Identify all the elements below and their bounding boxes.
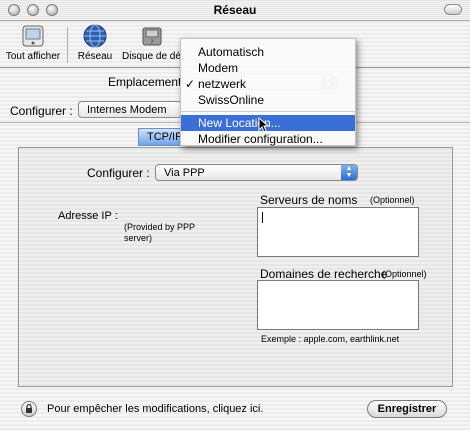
- menu-item-label: Automatisch: [198, 45, 265, 59]
- title-bar: Réseau: [0, 0, 470, 21]
- lock-icon: [26, 403, 32, 413]
- search-domains-optional-label: (Optionnel): [382, 269, 427, 279]
- menu-item-netzwerk[interactable]: ✓ netzwerk: [181, 76, 355, 92]
- disk-icon: ?: [139, 23, 165, 49]
- tab-tcpip-label: TCP/IP: [147, 131, 183, 143]
- save-button[interactable]: Enregistrer: [367, 400, 447, 418]
- tcpip-configure-label: Configurer :: [87, 166, 150, 180]
- tcpip-pane: [18, 147, 453, 387]
- startup-disk-button[interactable]: ? Disque de dém: [122, 21, 182, 62]
- menu-item-edit-locations[interactable]: Modifier configuration...: [181, 131, 355, 147]
- ip-address-label: Adresse IP :: [58, 210, 118, 222]
- ip-address-note: (Provided by PPP server): [124, 222, 195, 243]
- dns-optional-label: (Optionnel): [370, 195, 415, 205]
- menu-divider: [181, 111, 355, 112]
- tab-tcpip[interactable]: TCP/IP: [138, 128, 184, 146]
- lock-button[interactable]: [21, 401, 37, 417]
- lock-text: Pour empêcher les modifications, cliquez…: [47, 403, 264, 415]
- network-label: Réseau: [77, 51, 113, 62]
- show-all-label: Tout afficher: [5, 51, 61, 62]
- configure-interface-value: Internes Modem: [87, 104, 167, 116]
- globe-icon: [82, 23, 108, 49]
- location-label: Emplacement: [108, 75, 182, 89]
- menu-item-label: Modem: [198, 61, 239, 75]
- configure-interface-popup[interactable]: Internes Modem: [78, 101, 182, 118]
- menu-item-label: SwissOnline: [198, 93, 265, 107]
- example-text: Exemple : apple.com, earthlink.net: [261, 334, 400, 344]
- menu-item-label: netzwerk: [198, 77, 247, 91]
- menu-item-swissonline[interactable]: SwissOnline: [181, 92, 355, 108]
- apple-prefs-icon: [20, 23, 46, 49]
- menu-item-label: Modifier configuration...: [198, 132, 323, 146]
- dns-servers-field[interactable]: [257, 207, 419, 257]
- toolbar-toggle-button[interactable]: [444, 4, 462, 15]
- toolbar-divider: [67, 27, 68, 63]
- menu-item-automatisch[interactable]: Automatisch: [181, 44, 355, 60]
- menu-item-modem[interactable]: Modem: [181, 60, 355, 76]
- text-cursor: [262, 212, 263, 223]
- svg-text:?: ?: [150, 39, 153, 46]
- dns-label: Serveurs de noms: [260, 193, 358, 207]
- network-pref-button[interactable]: Réseau: [70, 21, 120, 62]
- tcpip-configure-popup[interactable]: Via PPP ▲ ▼: [155, 164, 358, 181]
- startup-disk-label: Disque de dém: [122, 51, 182, 62]
- window-title: Réseau: [213, 3, 257, 17]
- tcpip-configure-value: Via PPP: [164, 167, 205, 179]
- mouse-pointer-icon: [258, 117, 270, 133]
- configure-interface-label: Configurer :: [10, 104, 73, 118]
- popup-arrows-icon: ▲▼: [341, 165, 357, 180]
- show-all-button[interactable]: Tout afficher: [2, 21, 64, 62]
- search-domains-label: Domaines de recherche: [260, 267, 388, 281]
- search-domains-field[interactable]: [257, 280, 419, 330]
- checkmark-icon: ✓: [185, 77, 196, 91]
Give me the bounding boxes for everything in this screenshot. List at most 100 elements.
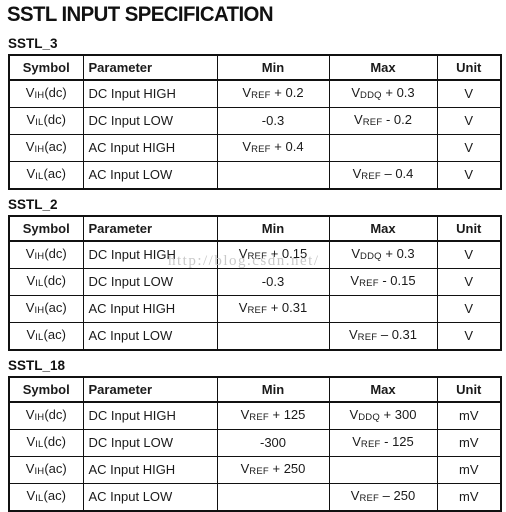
cell-min: -300 — [216, 429, 330, 457]
cell-unit: V — [436, 240, 502, 269]
subscript: REF — [249, 466, 269, 477]
cell-max: VDDQ + 300 — [328, 401, 438, 430]
cell-unit: mV — [436, 456, 502, 484]
column-header-min: Min — [216, 55, 330, 81]
section-sstl_2: SSTL_2 Symbol Parameter Min Max Unit VIH(dc) DC… — [7, 197, 502, 351]
cell-max — [328, 456, 438, 484]
cell-parameter: AC Input HIGH — [82, 456, 218, 484]
cell-symbol: VIH(ac) — [8, 295, 84, 323]
cell-unit: V — [436, 107, 502, 135]
subscript: IH — [34, 90, 45, 101]
subscript: REF — [359, 493, 380, 504]
cell-min: VREF + 125 — [216, 401, 330, 430]
cell-max: VREF – 0.4 — [328, 161, 438, 189]
subscript: IH — [34, 251, 45, 262]
cell-max: VREF - 0.2 — [328, 107, 438, 135]
section-sstl_3: SSTL_3 Symbol Parameter Min Max Unit VIH(dc) DC… — [7, 36, 502, 190]
cell-symbol: VIL(ac) — [8, 483, 84, 511]
table-row: VIH(dc) DC Input HIGH VREF + 0.2 VDDQ + 0.3… — [8, 79, 502, 108]
table-row: VIL(dc) DC Input LOW -0.3 VREF - 0.15 V — [8, 268, 502, 296]
column-header-min: Min — [216, 377, 330, 403]
subscript: REF — [359, 278, 379, 289]
column-header-parameter: Parameter — [82, 216, 218, 242]
subscript: REF — [247, 251, 268, 262]
cell-min — [216, 161, 330, 189]
cell-min: VREF + 0.31 — [216, 295, 330, 323]
table-row: VIH(ac) AC Input HIGH VREF + 250 mV — [8, 456, 502, 484]
cell-max: VREF – 0.31 — [328, 322, 438, 350]
subscript: REF — [249, 412, 269, 423]
cell-symbol: VIL(dc) — [8, 268, 84, 296]
subscript: DDQ — [360, 90, 382, 101]
cell-unit: V — [436, 79, 502, 108]
cell-max — [328, 295, 438, 323]
table-row: VIH(dc) DC Input HIGH VREF + 0.15 VDDQ + 0.… — [8, 240, 502, 269]
cell-symbol: VIL(ac) — [8, 322, 84, 350]
column-header-parameter: Parameter — [82, 377, 218, 403]
cell-symbol: VIH(dc) — [8, 79, 84, 108]
cell-max: VREF - 125 — [328, 429, 438, 457]
cell-parameter: DC Input HIGH — [82, 401, 218, 430]
cell-symbol: VIL(ac) — [8, 161, 84, 189]
subscript: REF — [251, 144, 271, 155]
section-label: SSTL_2 — [8, 197, 58, 212]
cell-max: VREF - 0.15 — [328, 268, 438, 296]
table-header-row: Symbol Parameter Min Max Unit — [8, 377, 502, 403]
spec-table: Symbol Parameter Min Max Unit VIH(dc) DC Input… — [8, 376, 502, 512]
table-row: VIL(ac) AC Input LOW VREF – 0.4 V — [8, 161, 502, 189]
cell-parameter: DC Input HIGH — [82, 240, 218, 269]
cell-min: -0.3 — [216, 107, 330, 135]
cell-unit: V — [436, 268, 502, 296]
cell-max: VREF – 250 — [328, 483, 438, 511]
column-header-unit: Unit — [436, 216, 502, 242]
table-row: VIL(ac) AC Input LOW VREF – 250 mV — [8, 483, 502, 511]
column-header-max: Max — [328, 377, 438, 403]
subscript: REF — [360, 439, 381, 450]
cell-parameter: AC Input LOW — [82, 161, 218, 189]
cell-unit: mV — [436, 483, 502, 511]
subscript: IL — [35, 171, 44, 182]
cell-unit: V — [436, 322, 502, 350]
cell-min — [216, 322, 330, 350]
cell-parameter: AC Input LOW — [82, 483, 218, 511]
cell-unit: V — [436, 134, 502, 162]
column-header-symbol: Symbol — [8, 377, 84, 403]
subscript: IH — [34, 412, 45, 423]
cell-symbol: VIL(dc) — [8, 429, 84, 457]
cell-unit: mV — [436, 401, 502, 430]
subscript: IL — [35, 332, 44, 343]
column-header-symbol: Symbol — [8, 55, 84, 81]
subscript: IL — [35, 278, 44, 289]
column-header-max: Max — [328, 55, 438, 81]
subscript: DDQ — [360, 251, 382, 262]
cell-symbol: VIH(ac) — [8, 456, 84, 484]
cell-max: VDDQ + 0.3 — [328, 79, 438, 108]
column-header-min: Min — [216, 216, 330, 242]
cell-symbol: VIH(dc) — [8, 240, 84, 269]
subscript: REF — [251, 90, 271, 101]
cell-min: VREF + 0.2 — [216, 79, 330, 108]
cell-unit: V — [436, 161, 502, 189]
specification-page: SSTL INPUT SPECIFICATION SSTL_3 Symbol Par… — [0, 3, 506, 512]
table-row: VIH(ac) AC Input HIGH VREF + 0.31 V — [8, 295, 502, 323]
table-row: VIL(dc) DC Input LOW -300 VREF - 125 mV — [8, 429, 502, 457]
section-label: SSTL_3 — [8, 36, 58, 51]
subscript: IL — [35, 117, 44, 128]
subscript: DDQ — [358, 412, 380, 423]
table-row: VIL(ac) AC Input LOW VREF – 0.31 V — [8, 322, 502, 350]
cell-min: -0.3 — [216, 268, 330, 296]
cell-parameter: DC Input HIGH — [82, 79, 218, 108]
cell-min — [216, 483, 330, 511]
cell-symbol: VIL(dc) — [8, 107, 84, 135]
subscript: REF — [361, 171, 381, 182]
subscript: IH — [34, 466, 45, 477]
table-header-row: Symbol Parameter Min Max Unit — [8, 216, 502, 242]
subscript: REF — [247, 305, 268, 316]
table-row: VIL(dc) DC Input LOW -0.3 VREF - 0.2 V — [8, 107, 502, 135]
cell-symbol: VIH(dc) — [8, 401, 84, 430]
table-row: VIH(dc) DC Input HIGH VREF + 125 VDDQ + 300… — [8, 401, 502, 430]
cell-symbol: VIH(ac) — [8, 134, 84, 162]
subscript: REF — [362, 117, 383, 128]
column-header-parameter: Parameter — [82, 55, 218, 81]
subscript: IL — [35, 493, 44, 504]
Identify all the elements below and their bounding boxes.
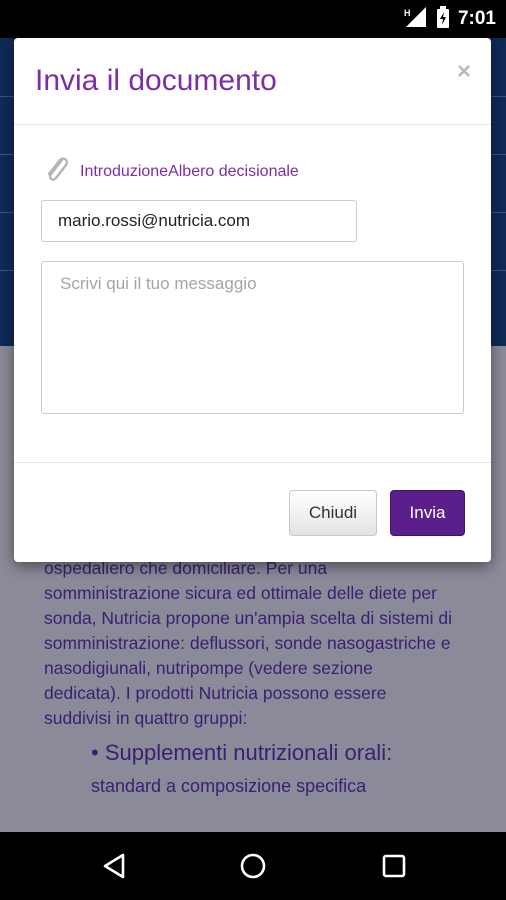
- background-bullet: • Supplementi nutrizionali orali:: [91, 740, 393, 765]
- recents-icon[interactable]: [376, 850, 412, 882]
- status-bar: H 7:01: [0, 0, 506, 38]
- attachment: IntroduzioneAlbero decisionale: [44, 152, 299, 191]
- close-button[interactable]: Chiudi: [289, 490, 377, 536]
- back-icon[interactable]: [96, 850, 132, 882]
- close-icon[interactable]: ×: [457, 58, 471, 86]
- paragraph-line: suddivisi in quattro gruppi:: [44, 708, 248, 728]
- divider: [14, 124, 491, 125]
- navigation-bar: [0, 832, 506, 900]
- paragraph-line: somministrazione sicura ed ottimale dell…: [44, 583, 437, 603]
- email-field[interactable]: [41, 200, 357, 242]
- battery-icon: [436, 5, 450, 33]
- paperclip-icon: [44, 152, 70, 191]
- divider: [14, 462, 491, 463]
- status-icons: H 7:01: [404, 5, 496, 33]
- send-button[interactable]: Invia: [390, 490, 465, 536]
- paragraph-line: sonda, Nutricia propone un'ampia scelta …: [44, 608, 452, 628]
- attachment-label[interactable]: IntroduzioneAlbero decisionale: [80, 163, 299, 181]
- send-document-dialog: Invia il documento × IntroduzioneAlbero …: [14, 38, 491, 562]
- svg-text:H: H: [404, 8, 411, 18]
- background-paragraph: ospedaliero che domiciliare. Per una som…: [44, 556, 484, 731]
- background-bullet-sub: standard a composizione specifica: [91, 776, 367, 796]
- paragraph-line: dedicata). I prodotti Nutricia possono e…: [44, 683, 387, 703]
- signal-icon: H: [404, 6, 428, 32]
- message-field[interactable]: [41, 261, 464, 414]
- clock: 7:01: [457, 8, 496, 29]
- home-icon[interactable]: [235, 850, 271, 882]
- paragraph-line: somministrazione: deflussori, sonde naso…: [44, 633, 451, 653]
- dialog-title: Invia il documento: [35, 64, 277, 97]
- paragraph-line: nasodigiunali, nutripompe (vedere sezion…: [44, 658, 373, 678]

- **PROBLEM REQUIREMENTS**
Rewrite the stretch of rows from the line containing "- menu-item-label: Automatisch: [198, 45, 265, 59]" through the line containing "- save-button[interactable]: Enregistrer: [367, 400, 447, 418]", changing "lock-icon" to "padlock-icon" and leaving everything else untouched.

- **ANSWER IN FULL**
- menu-item-label: Automatisch: [198, 45, 265, 59]
- title-bar: Réseau: [0, 0, 470, 21]
- padlock-icon: [26, 403, 32, 413]
- search-domains-optional-label: (Optionnel): [382, 269, 427, 279]
- menu-item-netzwerk[interactable]: ✓ netzwerk: [181, 76, 355, 92]
- disk-icon: ?: [139, 23, 165, 49]
- tab-tcpip-label: TCP/IP: [147, 131, 183, 143]
- save-button[interactable]: Enregistrer: [367, 400, 447, 418]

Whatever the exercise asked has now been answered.